Probier mal nen älteren Treiber oder nen BETA Treiber.


----------



## RefleX-mrl (14. Januar 2013)

Älterer Treiber: PC stürzt bei Installation von Treiber ab
Betatreiber: PC stürzt bei FurMark mit o.g. Meldung ab. Kann man von einem Hardwaredefekt an der Grafikkarte ausgehen?


----------



## RefleX-mrl (15. Januar 2013)

noch jemand weitere Ideen?


----------



## bingo88 (15. Januar 2013)

DRIVER_IRQL_NOT_LESS_OR_EQUAL ist eigentlich eher ein Hinweis auf ein Treiber-Problem. Ich würde auf den Treiber tippen, aber eine Lösung kann ich dir leider auch nicht anbieten...


----------



## Eol_Ruin (16. Januar 2013)

Passiert das auch wenn du die 3D-Taktraten der Grafikkarte auf den Standardtakt für eine GTX 680 setzt  (1006 MHz GPU, 3004 MHz RAM).


----------



## Balthar (16. Januar 2013)

Vorliegende Datensätze:

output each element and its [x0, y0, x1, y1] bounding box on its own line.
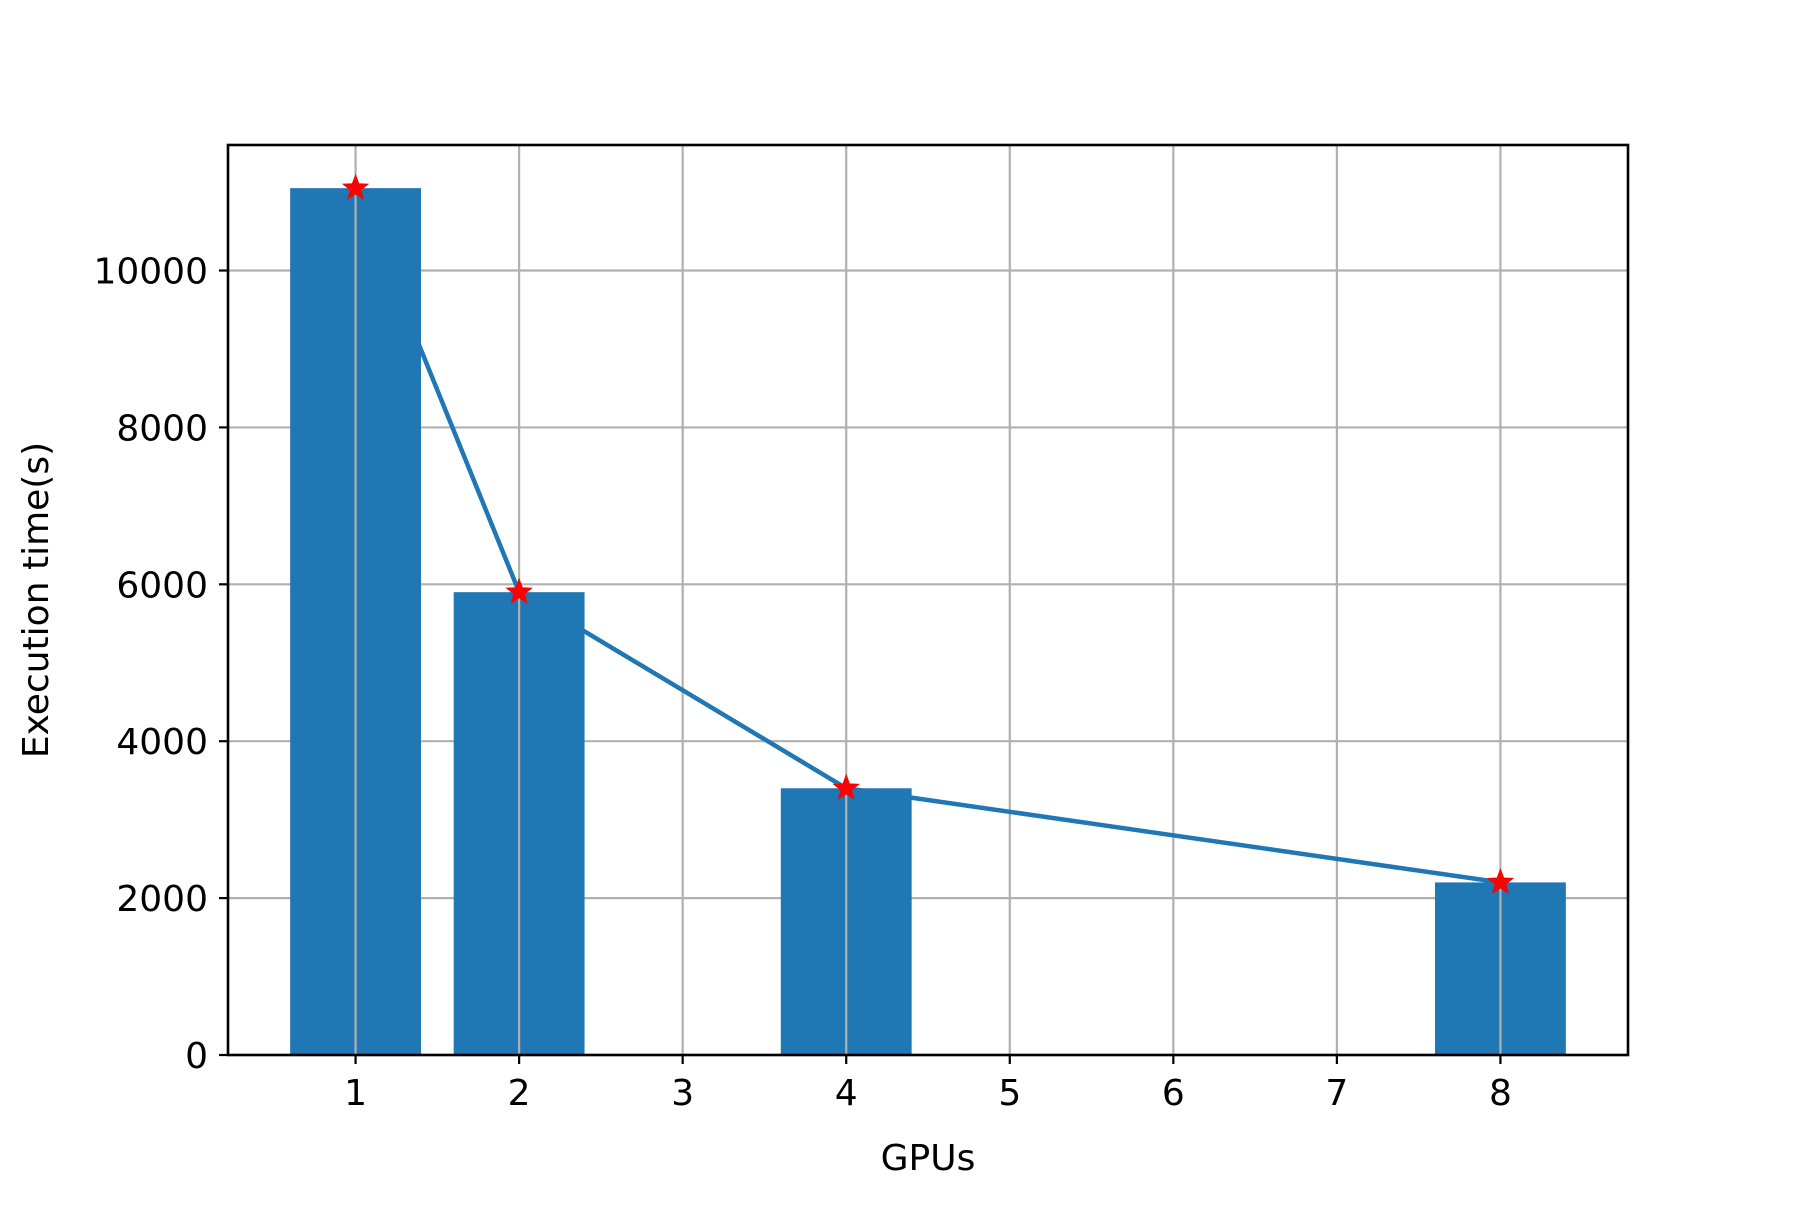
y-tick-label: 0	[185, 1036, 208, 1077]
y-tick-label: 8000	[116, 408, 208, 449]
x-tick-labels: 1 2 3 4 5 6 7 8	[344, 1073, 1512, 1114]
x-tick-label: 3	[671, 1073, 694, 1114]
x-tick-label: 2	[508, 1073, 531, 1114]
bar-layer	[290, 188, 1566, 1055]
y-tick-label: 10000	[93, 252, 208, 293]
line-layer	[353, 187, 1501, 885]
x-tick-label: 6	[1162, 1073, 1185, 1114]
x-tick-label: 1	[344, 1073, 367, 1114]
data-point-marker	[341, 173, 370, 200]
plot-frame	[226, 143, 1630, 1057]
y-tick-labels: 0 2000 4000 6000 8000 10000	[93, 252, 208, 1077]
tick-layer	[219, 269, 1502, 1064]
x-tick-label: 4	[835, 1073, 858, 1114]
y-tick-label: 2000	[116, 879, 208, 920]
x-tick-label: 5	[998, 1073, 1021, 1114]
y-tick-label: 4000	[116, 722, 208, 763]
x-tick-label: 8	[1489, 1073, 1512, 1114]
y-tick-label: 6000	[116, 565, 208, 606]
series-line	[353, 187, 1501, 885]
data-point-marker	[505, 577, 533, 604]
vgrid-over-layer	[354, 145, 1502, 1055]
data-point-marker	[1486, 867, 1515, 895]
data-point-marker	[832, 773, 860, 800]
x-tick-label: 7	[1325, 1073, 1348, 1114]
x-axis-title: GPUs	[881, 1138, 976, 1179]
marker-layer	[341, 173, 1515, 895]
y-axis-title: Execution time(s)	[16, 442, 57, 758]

...

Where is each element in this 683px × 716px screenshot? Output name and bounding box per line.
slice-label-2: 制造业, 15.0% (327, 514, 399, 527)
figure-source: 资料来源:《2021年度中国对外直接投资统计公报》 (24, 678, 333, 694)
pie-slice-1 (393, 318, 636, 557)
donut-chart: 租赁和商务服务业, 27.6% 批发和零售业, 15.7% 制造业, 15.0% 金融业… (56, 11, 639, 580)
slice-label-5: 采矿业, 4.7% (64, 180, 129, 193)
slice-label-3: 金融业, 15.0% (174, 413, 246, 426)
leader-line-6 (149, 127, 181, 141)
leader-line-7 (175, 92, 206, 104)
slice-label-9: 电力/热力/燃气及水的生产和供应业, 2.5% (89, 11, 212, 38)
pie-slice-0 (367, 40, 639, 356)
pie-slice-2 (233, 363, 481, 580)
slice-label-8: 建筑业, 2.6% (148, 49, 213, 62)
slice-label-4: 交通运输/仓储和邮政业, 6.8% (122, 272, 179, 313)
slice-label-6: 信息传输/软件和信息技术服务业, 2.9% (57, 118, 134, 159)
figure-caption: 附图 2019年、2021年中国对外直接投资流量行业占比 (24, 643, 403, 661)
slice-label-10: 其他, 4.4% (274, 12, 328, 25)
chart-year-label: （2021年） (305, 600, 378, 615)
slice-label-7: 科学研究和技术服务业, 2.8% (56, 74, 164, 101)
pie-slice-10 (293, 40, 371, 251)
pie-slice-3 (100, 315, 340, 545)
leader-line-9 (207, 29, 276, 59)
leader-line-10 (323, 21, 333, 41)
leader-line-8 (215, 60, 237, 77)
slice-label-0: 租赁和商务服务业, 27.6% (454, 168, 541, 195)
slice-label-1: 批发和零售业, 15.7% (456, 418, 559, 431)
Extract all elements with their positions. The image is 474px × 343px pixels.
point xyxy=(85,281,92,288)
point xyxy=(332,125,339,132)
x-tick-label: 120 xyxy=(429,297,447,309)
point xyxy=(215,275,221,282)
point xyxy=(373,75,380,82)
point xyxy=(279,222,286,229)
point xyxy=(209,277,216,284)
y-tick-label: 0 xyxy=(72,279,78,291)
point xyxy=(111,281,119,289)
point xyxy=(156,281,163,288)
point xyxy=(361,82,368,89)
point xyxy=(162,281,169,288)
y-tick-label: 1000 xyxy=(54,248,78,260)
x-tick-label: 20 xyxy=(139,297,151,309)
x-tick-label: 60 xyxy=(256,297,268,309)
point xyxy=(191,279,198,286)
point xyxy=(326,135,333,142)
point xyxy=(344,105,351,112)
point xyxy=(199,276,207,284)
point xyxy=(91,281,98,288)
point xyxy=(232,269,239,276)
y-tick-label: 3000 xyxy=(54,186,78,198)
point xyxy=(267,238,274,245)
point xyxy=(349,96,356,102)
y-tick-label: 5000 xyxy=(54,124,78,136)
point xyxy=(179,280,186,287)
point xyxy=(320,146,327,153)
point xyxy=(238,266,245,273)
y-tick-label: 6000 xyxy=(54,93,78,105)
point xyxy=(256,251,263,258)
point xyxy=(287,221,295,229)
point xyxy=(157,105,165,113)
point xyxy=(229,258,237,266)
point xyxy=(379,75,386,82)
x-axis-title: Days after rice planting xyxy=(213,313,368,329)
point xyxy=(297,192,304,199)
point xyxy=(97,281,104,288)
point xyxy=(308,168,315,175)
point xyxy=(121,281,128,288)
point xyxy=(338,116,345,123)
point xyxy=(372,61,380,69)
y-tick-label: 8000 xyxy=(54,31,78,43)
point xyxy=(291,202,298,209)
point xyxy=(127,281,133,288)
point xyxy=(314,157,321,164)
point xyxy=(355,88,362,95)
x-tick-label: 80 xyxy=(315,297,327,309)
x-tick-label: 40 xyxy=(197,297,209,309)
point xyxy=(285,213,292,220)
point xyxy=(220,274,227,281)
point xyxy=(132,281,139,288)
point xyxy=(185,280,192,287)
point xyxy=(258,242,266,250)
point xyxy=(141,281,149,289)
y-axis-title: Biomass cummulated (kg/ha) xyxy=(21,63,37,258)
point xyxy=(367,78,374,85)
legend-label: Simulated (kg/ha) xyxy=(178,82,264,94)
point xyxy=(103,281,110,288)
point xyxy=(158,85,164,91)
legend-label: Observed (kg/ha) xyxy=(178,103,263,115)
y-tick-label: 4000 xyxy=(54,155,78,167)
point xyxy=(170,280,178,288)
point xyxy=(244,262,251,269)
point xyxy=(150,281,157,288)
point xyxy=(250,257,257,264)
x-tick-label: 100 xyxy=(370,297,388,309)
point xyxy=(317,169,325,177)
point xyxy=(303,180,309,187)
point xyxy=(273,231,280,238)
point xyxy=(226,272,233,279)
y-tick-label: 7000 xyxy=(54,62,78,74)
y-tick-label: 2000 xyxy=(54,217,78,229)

* * *

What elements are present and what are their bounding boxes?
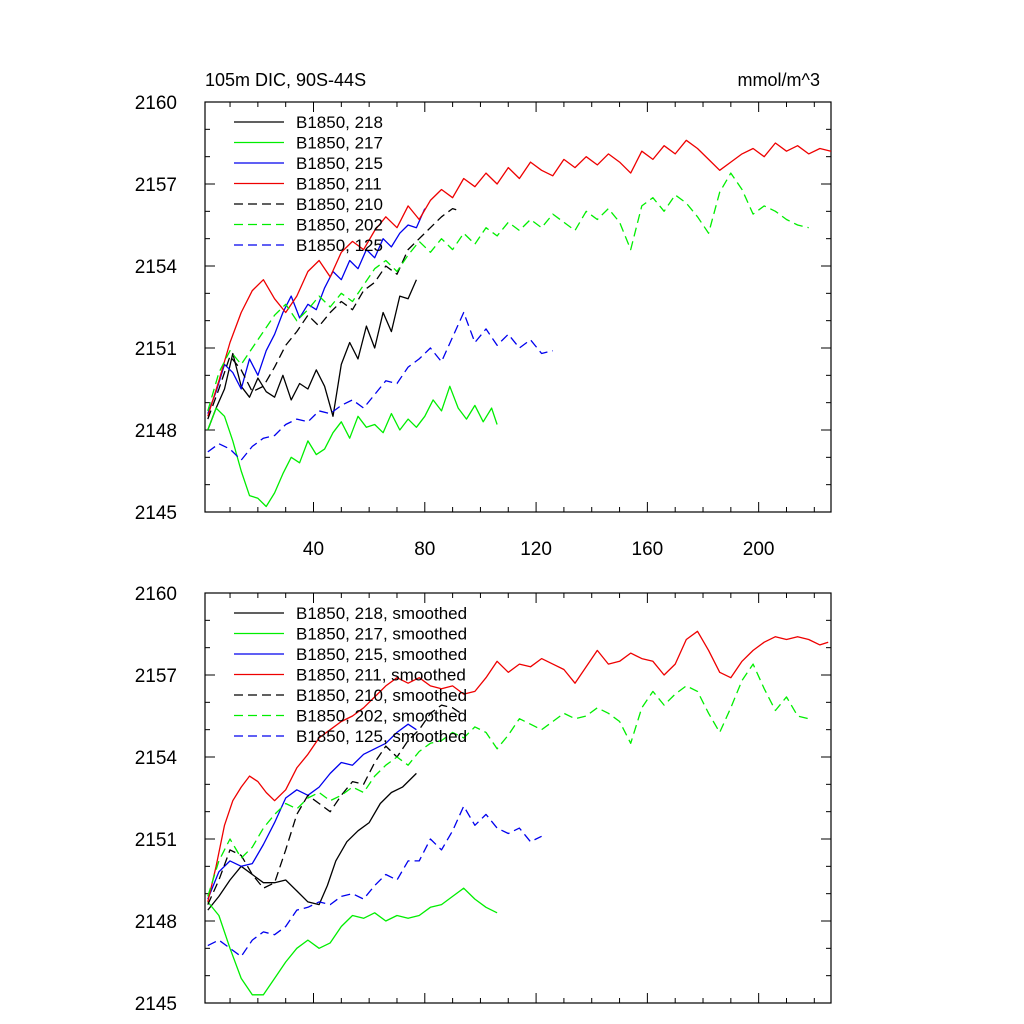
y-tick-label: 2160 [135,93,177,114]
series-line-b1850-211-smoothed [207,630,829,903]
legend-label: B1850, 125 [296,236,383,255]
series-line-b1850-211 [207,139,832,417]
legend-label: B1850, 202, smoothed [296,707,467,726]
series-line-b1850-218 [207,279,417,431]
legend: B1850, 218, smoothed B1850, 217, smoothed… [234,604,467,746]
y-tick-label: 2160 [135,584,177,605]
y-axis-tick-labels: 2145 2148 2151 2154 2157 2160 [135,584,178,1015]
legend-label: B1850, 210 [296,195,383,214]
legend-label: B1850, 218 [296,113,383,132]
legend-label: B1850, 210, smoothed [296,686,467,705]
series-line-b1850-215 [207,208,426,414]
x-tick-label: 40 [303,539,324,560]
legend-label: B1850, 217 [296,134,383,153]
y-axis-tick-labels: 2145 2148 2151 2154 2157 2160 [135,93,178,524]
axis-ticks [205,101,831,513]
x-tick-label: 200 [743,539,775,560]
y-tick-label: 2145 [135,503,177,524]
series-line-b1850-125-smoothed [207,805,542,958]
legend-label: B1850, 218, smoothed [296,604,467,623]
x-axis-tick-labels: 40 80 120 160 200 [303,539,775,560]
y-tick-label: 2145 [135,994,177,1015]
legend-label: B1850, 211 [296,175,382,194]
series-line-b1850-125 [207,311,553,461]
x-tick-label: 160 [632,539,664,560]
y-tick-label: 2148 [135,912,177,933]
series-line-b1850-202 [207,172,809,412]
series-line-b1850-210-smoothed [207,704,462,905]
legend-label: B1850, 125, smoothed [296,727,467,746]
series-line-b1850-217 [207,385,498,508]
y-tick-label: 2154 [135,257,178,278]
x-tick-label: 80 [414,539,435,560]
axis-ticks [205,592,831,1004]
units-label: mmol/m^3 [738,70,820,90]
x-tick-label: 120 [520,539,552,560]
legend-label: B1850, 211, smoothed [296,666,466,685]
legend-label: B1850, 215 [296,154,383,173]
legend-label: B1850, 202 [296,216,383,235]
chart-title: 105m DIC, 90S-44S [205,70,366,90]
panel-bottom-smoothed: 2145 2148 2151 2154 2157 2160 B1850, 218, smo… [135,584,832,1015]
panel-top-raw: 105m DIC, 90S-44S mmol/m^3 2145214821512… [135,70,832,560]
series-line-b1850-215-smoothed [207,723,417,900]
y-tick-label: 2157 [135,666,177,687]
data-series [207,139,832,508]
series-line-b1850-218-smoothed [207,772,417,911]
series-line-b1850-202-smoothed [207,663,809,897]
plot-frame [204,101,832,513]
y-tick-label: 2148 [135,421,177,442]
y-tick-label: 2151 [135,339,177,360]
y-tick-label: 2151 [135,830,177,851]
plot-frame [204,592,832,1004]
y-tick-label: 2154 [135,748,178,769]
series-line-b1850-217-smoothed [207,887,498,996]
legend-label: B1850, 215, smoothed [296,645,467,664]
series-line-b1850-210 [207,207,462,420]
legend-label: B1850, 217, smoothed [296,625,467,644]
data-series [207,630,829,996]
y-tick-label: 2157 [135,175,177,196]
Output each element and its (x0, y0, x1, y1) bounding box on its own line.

Aufgaben:
a. Welche Standardtaktraten für eine GTX 680 werden im Textauszug angegeben?
b. Übersetze den Satz „DRIVER_IRQL_NOT_LESS_OR_EQUAL ist eigentlich eher ein Hinweis auf ein Treiber-Problem.“ aus dem Textauszug ins Englische.
c. Stimmen die folgenden Aussagen mit dem Textauszug überein? Antworte jeweils mit Ja oder Nein und belege die Antwort mit einem wörtlichen Zitat.
(i) Mit dem älteren Treiber stürzt der PC bereits bei der Installation ab.
(ii) Mit dem Betatreiber läuft FurMark ohne Absturz.
(iii) bingo88 bietet eine Lösung für das Problem an.
Für die Bearbeitung braucht man die Datensätze nicht.

Lösungen:
a. 1006 MHz für die GPU und 3004 MHz für den RAM.

b. DRIVER_IRQL_NOT_LESS_OR_EQUAL is actually more of an indication of a driver problem.

c.
(i) Ja: „Älterer Treiber: PC stürzt bei Installation von Treiber ab“
(ii) Nein: „Betatreiber: PC stürzt bei FurMark mit o.g. Meldung ab.“
(iii) Nein: „eine Lösung kann ich dir leider auch nicht anbieten“